§ Work instructions:
Only the pictures stay out; every record is to be quoted exactly.

§ Source data:
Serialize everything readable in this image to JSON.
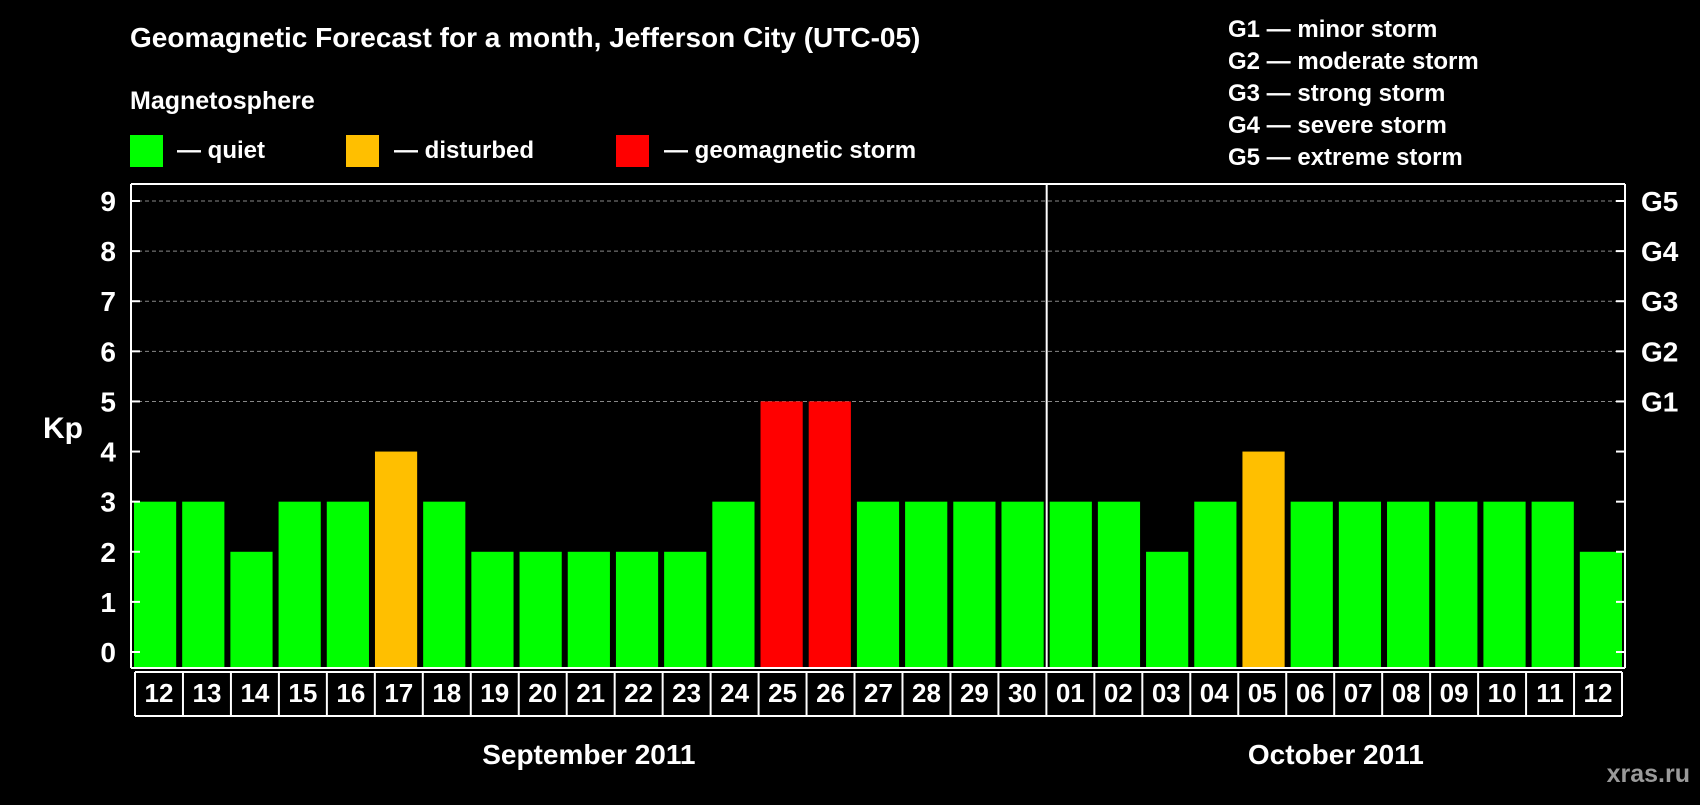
{
  "chart_data": {
    "type": "bar",
    "title": "Geomagnetic Forecast for a month, Jefferson City (UTC-05)",
    "subtitle": "Magnetosphere",
    "ylabel": "Kp",
    "ylim": [
      0,
      9
    ],
    "yticks": [
      "0",
      "1",
      "2",
      "3",
      "4",
      "5",
      "6",
      "7",
      "8",
      "9"
    ],
    "right_axis": [
      {
        "value": 5,
        "label": "G1"
      },
      {
        "value": 6,
        "label": "G2"
      },
      {
        "value": 7,
        "label": "G3"
      },
      {
        "value": 8,
        "label": "G4"
      },
      {
        "value": 9,
        "label": "G5"
      }
    ],
    "legend": [
      {
        "key": "quiet",
        "label": "— quiet",
        "color": "#00ff00"
      },
      {
        "key": "disturbed",
        "label": "— disturbed",
        "color": "#ffbf00"
      },
      {
        "key": "storm",
        "label": "— geomagnetic storm",
        "color": "#ff0000"
      }
    ],
    "scale_legend": [
      "G1 — minor storm",
      "G2 — moderate storm",
      "G3 — strong storm",
      "G4 — severe storm",
      "G5 — extreme storm"
    ],
    "categories": [
      "12",
      "13",
      "14",
      "15",
      "16",
      "17",
      "18",
      "19",
      "20",
      "21",
      "22",
      "23",
      "24",
      "25",
      "26",
      "27",
      "28",
      "29",
      "30",
      "01",
      "02",
      "03",
      "04",
      "05",
      "06",
      "07",
      "08",
      "09",
      "10",
      "11",
      "12"
    ],
    "values": [
      3,
      3,
      2,
      3,
      3,
      4,
      3,
      2,
      2,
      2,
      2,
      2,
      3,
      5,
      5,
      3,
      3,
      3,
      3,
      3,
      3,
      2,
      3,
      4,
      3,
      3,
      3,
      3,
      3,
      3,
      2
    ],
    "states": [
      "quiet",
      "quiet",
      "quiet",
      "quiet",
      "quiet",
      "disturbed",
      "quiet",
      "quiet",
      "quiet",
      "quiet",
      "quiet",
      "quiet",
      "quiet",
      "storm",
      "storm",
      "quiet",
      "quiet",
      "quiet",
      "quiet",
      "quiet",
      "quiet",
      "quiet",
      "quiet",
      "disturbed",
      "quiet",
      "quiet",
      "quiet",
      "quiet",
      "quiet",
      "quiet",
      "quiet"
    ],
    "months": [
      {
        "label": "September 2011",
        "count": 19
      },
      {
        "label": "October 2011",
        "count": 12
      }
    ],
    "grid": true,
    "watermark": "xras.ru"
  },
  "colors": {
    "background": "#000000",
    "text": "#ffffff",
    "grid": "#888888",
    "axis": "#ffffff"
  }
}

§ Answer to this problem:
Serialize everything readable in this image to JSON.
{
  "chart_data": {
    "type": "bar",
    "title": "Geomagnetic Forecast for a month, Jefferson City (UTC-05)",
    "subtitle": "Magnetosphere",
    "ylabel": "Kp",
    "ylim": [
      0,
      9
    ],
    "yticks": [
      "0",
      "1",
      "2",
      "3",
      "4",
      "5",
      "6",
      "7",
      "8",
      "9"
    ],
    "right_axis": [
      {
        "value": 5,
        "label": "G1"
      },
      {
        "value": 6,
        "label": "G2"
      },
      {
        "value": 7,
        "label": "G3"
      },
      {
        "value": 8,
        "label": "G4"
      },
      {
        "value": 9,
        "label": "G5"
      }
    ],
    "legend": [
      {
        "key": "quiet",
        "label": "— quiet",
        "color": "#00ff00"
      },
      {
        "key": "disturbed",
        "label": "— disturbed",
        "color": "#ffbf00"
      },
      {
        "key": "storm",
        "label": "— geomagnetic storm",
        "color": "#ff0000"
      }
    ],
    "scale_legend": [
      "G1 — minor storm",
      "G2 — moderate storm",
      "G3 — strong storm",
      "G4 — severe storm",
      "G5 — extreme storm"
    ],
    "categories": [
      "12",
      "13",
      "14",
      "15",
      "16",
      "17",
      "18",
      "19",
      "20",
      "21",
      "22",
      "23",
      "24",
      "25",
      "26",
      "27",
      "28",
      "29",
      "30",
      "01",
      "02",
      "03",
      "04",
      "05",
      "06",
      "07",
      "08",
      "09",
      "10",
      "11",
      "12"
    ],
    "values": [
      3,
      3,
      2,
      3,
      3,
      4,
      3,
      2,
      2,
      2,
      2,
      2,
      3,
      5,
      5,
      3,
      3,
      3,
      3,
      3,
      3,
      2,
      3,
      4,
      3,
      3,
      3,
      3,
      3,
      3,
      2
    ],
    "states": [
      "quiet",
      "quiet",
      "quiet",
      "quiet",
      "quiet",
      "disturbed",
      "quiet",
      "quiet",
      "quiet",
      "quiet",
      "quiet",
      "quiet",
      "quiet",
      "storm",
      "storm",
      "quiet",
      "quiet",
      "quiet",
      "quiet",
      "quiet",
      "quiet",
      "quiet",
      "quiet",
      "disturbed",
      "quiet",
      "quiet",
      "quiet",
      "quiet",
      "quiet",
      "quiet",
      "quiet"
    ],
    "months": [
      {
        "label": "September 2011",
        "count": 19
      },
      {
        "label": "October 2011",
        "count": 12
      }
    ],
    "grid": true,
    "watermark": "xras.ru"
  },
  "colors": {
    "background": "#000000",
    "text": "#ffffff",
    "grid": "#888888",
    "axis": "#ffffff"
  }
}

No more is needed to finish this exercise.